● Excerpt from a dataset:
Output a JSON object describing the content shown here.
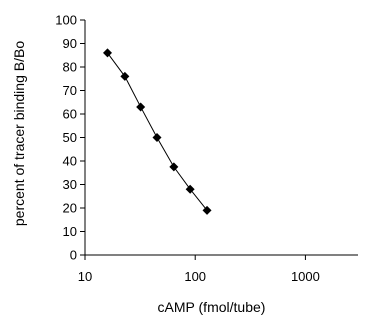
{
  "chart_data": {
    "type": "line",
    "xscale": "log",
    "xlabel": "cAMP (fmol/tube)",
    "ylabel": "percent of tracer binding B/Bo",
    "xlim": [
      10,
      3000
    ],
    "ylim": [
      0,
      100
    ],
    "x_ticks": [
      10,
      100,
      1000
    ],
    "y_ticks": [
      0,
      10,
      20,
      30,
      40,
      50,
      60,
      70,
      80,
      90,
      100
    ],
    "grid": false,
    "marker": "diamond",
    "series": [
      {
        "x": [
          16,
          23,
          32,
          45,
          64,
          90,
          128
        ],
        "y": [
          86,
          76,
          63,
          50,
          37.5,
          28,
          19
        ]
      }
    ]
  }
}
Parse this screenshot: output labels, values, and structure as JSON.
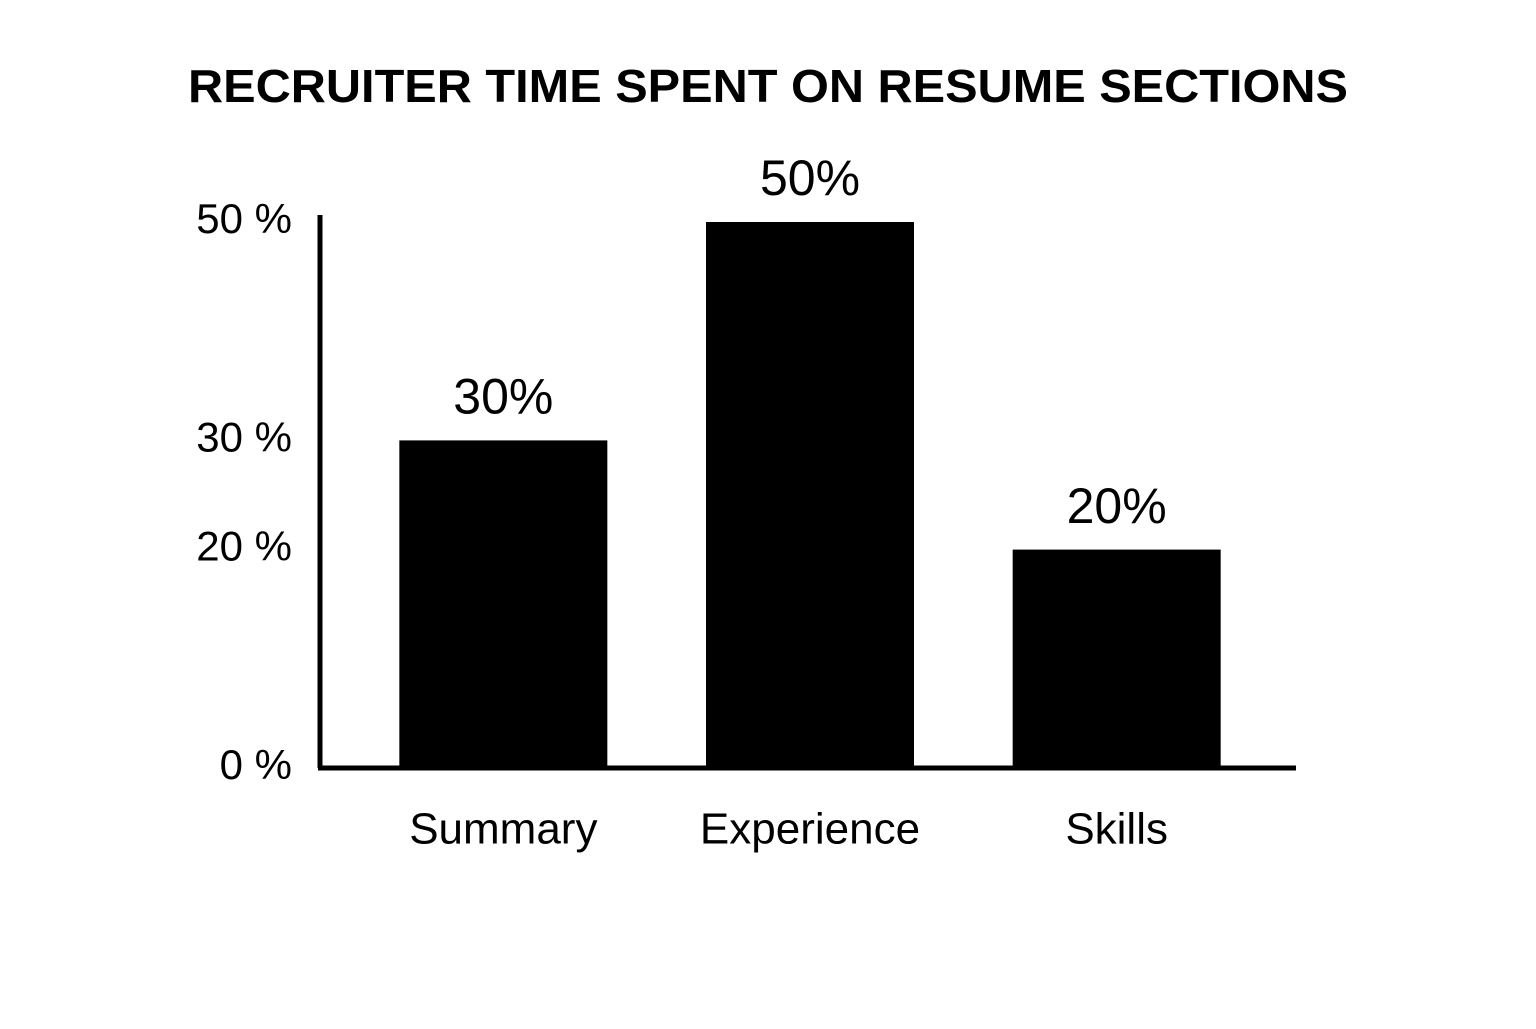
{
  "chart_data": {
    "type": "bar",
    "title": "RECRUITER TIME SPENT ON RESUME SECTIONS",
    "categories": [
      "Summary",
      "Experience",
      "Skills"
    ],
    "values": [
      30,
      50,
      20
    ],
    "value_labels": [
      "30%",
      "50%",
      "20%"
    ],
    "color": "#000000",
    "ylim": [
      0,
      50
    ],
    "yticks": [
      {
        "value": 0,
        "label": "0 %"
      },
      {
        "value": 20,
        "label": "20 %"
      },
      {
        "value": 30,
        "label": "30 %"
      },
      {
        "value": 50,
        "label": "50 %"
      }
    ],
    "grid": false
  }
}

---

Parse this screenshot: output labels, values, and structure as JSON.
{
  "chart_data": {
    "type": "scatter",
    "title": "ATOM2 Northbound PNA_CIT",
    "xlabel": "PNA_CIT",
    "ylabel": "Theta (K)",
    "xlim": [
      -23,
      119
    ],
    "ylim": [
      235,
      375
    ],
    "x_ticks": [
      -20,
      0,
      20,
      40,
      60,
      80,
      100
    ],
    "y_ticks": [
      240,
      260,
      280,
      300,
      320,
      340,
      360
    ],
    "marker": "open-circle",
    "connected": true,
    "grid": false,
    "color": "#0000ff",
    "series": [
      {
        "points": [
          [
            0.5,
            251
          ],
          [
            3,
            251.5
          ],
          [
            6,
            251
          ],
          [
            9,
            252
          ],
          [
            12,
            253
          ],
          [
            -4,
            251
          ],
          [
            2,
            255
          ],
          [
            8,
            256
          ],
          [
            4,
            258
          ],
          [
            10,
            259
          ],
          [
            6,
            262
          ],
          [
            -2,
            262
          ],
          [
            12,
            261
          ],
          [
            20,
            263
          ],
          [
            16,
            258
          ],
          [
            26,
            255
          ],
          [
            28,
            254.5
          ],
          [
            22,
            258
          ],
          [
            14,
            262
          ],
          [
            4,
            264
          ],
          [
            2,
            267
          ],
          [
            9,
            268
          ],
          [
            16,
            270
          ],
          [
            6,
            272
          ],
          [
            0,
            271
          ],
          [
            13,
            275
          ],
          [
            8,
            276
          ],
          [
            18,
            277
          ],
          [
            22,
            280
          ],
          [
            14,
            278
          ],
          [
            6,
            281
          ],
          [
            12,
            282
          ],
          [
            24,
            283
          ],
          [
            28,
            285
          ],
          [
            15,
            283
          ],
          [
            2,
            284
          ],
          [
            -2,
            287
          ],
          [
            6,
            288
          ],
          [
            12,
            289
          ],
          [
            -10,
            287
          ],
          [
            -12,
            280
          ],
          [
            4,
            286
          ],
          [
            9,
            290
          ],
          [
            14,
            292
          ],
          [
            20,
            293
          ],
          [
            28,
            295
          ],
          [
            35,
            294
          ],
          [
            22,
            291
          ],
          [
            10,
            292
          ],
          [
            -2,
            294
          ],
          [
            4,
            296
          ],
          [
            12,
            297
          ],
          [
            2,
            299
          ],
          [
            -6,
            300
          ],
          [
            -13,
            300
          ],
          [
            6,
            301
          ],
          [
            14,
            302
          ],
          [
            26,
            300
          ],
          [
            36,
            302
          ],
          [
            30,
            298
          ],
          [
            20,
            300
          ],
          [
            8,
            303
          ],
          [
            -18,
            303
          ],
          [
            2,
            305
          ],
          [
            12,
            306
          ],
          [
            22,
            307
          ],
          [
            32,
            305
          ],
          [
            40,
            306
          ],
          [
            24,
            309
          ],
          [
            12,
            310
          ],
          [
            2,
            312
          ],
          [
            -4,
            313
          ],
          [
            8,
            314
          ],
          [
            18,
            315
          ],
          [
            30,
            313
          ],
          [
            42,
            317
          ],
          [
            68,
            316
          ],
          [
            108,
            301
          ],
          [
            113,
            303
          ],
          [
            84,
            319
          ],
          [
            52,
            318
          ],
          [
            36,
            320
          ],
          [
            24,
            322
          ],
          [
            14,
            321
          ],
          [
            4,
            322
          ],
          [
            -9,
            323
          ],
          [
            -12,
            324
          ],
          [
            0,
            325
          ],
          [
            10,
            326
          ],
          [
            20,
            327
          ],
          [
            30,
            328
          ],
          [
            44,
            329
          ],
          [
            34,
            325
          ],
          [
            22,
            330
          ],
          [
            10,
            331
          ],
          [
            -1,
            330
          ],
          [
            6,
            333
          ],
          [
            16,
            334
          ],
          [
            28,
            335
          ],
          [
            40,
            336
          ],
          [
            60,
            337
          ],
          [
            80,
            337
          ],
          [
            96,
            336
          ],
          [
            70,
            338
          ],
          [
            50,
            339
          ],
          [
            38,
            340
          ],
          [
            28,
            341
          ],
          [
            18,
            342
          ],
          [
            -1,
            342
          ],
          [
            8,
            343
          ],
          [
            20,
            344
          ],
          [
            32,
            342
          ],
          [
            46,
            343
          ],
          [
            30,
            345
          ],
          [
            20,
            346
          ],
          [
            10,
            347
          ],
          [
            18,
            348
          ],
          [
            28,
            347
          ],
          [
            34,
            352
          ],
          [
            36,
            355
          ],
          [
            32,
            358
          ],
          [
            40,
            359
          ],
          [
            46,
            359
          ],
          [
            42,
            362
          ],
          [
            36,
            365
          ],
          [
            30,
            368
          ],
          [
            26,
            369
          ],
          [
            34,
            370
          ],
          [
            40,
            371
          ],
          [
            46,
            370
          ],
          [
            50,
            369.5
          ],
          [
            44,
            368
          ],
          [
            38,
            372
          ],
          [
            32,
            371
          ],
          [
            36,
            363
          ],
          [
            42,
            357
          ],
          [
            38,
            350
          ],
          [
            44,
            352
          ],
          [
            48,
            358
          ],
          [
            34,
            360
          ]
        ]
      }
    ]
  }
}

==

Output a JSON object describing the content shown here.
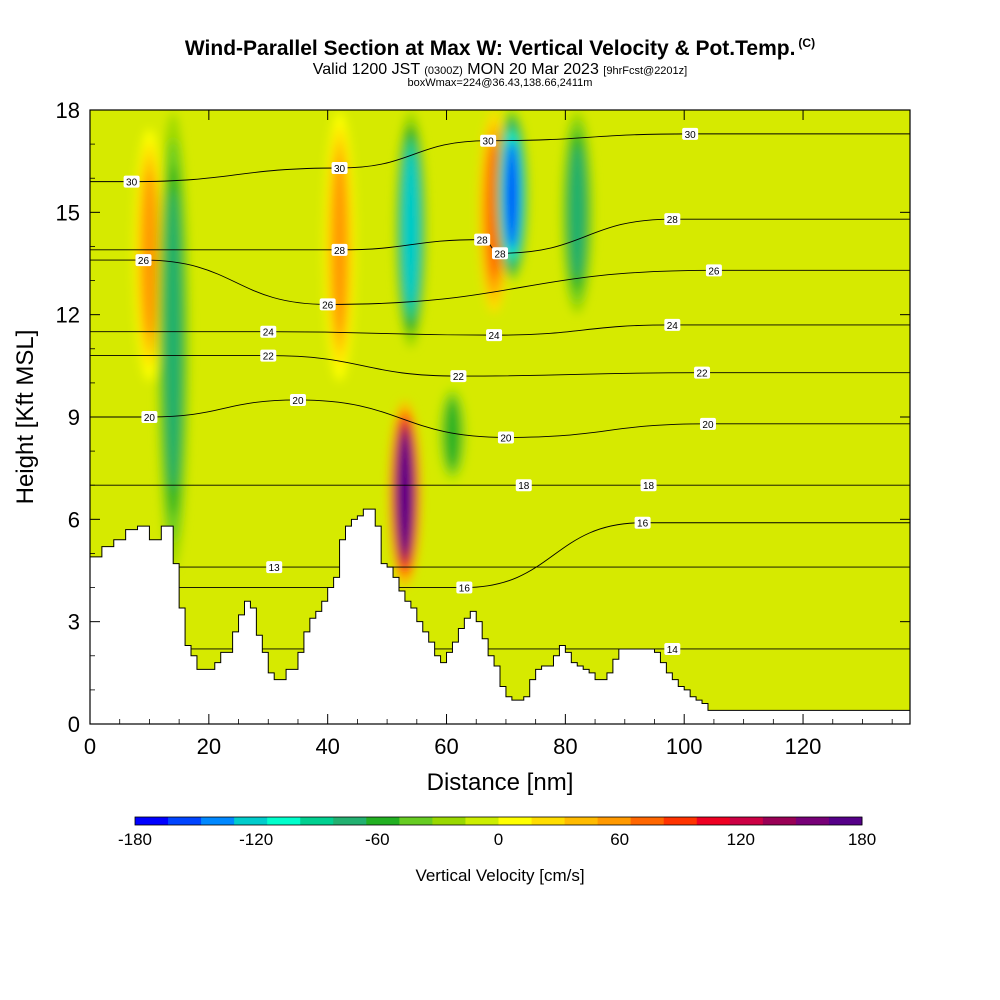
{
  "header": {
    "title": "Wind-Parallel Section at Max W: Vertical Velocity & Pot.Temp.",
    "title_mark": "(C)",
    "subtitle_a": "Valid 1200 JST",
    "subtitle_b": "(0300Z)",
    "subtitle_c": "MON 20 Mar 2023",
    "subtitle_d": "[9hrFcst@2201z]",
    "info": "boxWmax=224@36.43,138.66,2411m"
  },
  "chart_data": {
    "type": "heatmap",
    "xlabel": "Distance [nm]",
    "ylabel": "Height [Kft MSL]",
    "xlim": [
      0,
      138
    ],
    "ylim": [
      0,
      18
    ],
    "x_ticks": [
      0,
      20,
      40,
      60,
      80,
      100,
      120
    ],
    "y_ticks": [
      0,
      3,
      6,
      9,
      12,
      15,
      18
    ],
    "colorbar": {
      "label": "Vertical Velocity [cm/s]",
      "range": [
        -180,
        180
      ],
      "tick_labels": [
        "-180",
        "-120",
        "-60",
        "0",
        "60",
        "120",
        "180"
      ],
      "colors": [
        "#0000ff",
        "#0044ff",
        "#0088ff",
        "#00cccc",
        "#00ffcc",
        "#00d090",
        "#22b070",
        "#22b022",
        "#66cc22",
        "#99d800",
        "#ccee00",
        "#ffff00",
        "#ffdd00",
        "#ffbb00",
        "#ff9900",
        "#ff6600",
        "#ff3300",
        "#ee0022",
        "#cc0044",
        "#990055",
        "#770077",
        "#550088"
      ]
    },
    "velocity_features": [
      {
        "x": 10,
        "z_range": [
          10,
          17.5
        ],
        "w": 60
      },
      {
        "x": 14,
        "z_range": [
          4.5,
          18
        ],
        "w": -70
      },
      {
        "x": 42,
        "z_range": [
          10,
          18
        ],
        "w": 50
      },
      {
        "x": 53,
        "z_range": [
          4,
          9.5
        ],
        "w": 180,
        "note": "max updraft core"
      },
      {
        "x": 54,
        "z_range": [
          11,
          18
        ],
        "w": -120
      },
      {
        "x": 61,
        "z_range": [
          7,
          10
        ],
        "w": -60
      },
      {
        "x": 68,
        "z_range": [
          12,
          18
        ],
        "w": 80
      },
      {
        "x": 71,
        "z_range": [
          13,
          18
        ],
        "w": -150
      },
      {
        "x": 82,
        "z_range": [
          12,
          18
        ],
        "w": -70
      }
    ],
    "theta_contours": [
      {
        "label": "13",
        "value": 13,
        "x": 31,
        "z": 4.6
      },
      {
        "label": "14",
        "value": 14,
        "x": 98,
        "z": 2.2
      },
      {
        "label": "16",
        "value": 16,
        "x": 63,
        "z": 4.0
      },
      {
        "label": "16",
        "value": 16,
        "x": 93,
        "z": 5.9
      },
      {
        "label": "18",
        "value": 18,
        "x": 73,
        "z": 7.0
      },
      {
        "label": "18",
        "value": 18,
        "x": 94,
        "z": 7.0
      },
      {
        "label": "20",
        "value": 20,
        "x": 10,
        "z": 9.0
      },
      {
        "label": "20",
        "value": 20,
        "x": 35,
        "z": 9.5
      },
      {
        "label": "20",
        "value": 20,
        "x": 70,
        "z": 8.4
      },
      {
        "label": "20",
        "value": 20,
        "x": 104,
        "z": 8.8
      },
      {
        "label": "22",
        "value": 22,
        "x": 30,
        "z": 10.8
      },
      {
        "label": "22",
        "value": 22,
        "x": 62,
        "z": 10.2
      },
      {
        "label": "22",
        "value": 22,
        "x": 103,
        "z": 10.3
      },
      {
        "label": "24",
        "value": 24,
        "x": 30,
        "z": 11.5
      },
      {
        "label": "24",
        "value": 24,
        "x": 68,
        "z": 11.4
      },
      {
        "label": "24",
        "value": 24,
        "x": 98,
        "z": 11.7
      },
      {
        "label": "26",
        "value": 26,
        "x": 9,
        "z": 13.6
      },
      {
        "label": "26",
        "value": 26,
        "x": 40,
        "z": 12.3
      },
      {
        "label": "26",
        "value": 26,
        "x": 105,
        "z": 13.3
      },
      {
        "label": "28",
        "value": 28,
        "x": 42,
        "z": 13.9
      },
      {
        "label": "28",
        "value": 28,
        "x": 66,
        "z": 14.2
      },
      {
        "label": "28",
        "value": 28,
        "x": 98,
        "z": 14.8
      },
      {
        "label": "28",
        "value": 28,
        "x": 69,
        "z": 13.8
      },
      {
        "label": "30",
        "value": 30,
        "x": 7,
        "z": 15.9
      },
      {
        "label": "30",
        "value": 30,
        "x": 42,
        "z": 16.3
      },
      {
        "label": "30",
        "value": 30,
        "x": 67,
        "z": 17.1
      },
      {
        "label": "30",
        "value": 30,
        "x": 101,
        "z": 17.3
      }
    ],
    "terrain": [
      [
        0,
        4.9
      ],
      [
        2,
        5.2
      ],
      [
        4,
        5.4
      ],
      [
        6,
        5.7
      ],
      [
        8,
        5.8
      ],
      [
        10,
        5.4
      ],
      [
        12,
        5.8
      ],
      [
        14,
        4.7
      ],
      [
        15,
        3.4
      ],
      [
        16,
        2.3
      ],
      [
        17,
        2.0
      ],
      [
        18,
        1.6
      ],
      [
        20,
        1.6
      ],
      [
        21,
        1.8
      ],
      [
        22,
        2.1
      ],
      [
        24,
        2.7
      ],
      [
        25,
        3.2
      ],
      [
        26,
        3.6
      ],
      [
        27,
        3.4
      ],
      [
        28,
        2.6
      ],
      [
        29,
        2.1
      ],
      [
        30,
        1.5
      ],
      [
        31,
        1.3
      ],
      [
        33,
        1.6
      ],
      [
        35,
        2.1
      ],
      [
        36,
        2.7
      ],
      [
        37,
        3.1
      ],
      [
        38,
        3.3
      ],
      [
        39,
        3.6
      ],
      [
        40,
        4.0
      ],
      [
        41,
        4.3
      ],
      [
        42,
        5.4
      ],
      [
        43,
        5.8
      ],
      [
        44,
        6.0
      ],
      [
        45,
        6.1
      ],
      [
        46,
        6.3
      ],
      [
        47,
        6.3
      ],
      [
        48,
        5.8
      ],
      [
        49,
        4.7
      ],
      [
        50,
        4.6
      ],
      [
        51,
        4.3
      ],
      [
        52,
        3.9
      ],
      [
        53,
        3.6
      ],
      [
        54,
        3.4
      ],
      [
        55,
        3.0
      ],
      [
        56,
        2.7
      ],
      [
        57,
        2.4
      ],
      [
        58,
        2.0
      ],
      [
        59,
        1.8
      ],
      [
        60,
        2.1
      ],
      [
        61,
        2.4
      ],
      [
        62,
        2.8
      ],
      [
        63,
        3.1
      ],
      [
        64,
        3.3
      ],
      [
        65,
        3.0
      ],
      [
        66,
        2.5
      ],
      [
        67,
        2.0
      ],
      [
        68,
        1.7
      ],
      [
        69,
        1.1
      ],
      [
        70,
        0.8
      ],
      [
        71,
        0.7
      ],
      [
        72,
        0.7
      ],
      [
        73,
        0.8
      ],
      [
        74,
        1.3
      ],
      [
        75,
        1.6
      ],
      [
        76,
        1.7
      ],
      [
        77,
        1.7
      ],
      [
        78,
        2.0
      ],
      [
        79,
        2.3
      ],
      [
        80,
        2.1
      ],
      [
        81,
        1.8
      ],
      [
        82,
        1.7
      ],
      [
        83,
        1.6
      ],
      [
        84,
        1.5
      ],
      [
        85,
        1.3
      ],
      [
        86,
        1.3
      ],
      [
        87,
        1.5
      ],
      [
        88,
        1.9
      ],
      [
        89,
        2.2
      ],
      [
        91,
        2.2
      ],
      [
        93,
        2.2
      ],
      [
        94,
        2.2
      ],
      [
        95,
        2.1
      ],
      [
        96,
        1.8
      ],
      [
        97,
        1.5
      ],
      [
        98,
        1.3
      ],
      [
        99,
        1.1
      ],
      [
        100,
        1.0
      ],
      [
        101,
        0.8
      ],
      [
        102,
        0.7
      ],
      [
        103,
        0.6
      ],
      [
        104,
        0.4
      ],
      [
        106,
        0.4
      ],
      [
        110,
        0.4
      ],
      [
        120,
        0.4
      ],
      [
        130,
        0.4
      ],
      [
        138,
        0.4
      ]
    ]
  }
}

● WHAT NEEDS TO BE DONE:
Copy out each line of the listing that holds "Vertical".

● FINAL RESULT:
    "title": "Wind-Parallel Section at Max W: Vertical Velocity & Pot.Temp.",
      "label": "Vertical Velocity [cm/s]",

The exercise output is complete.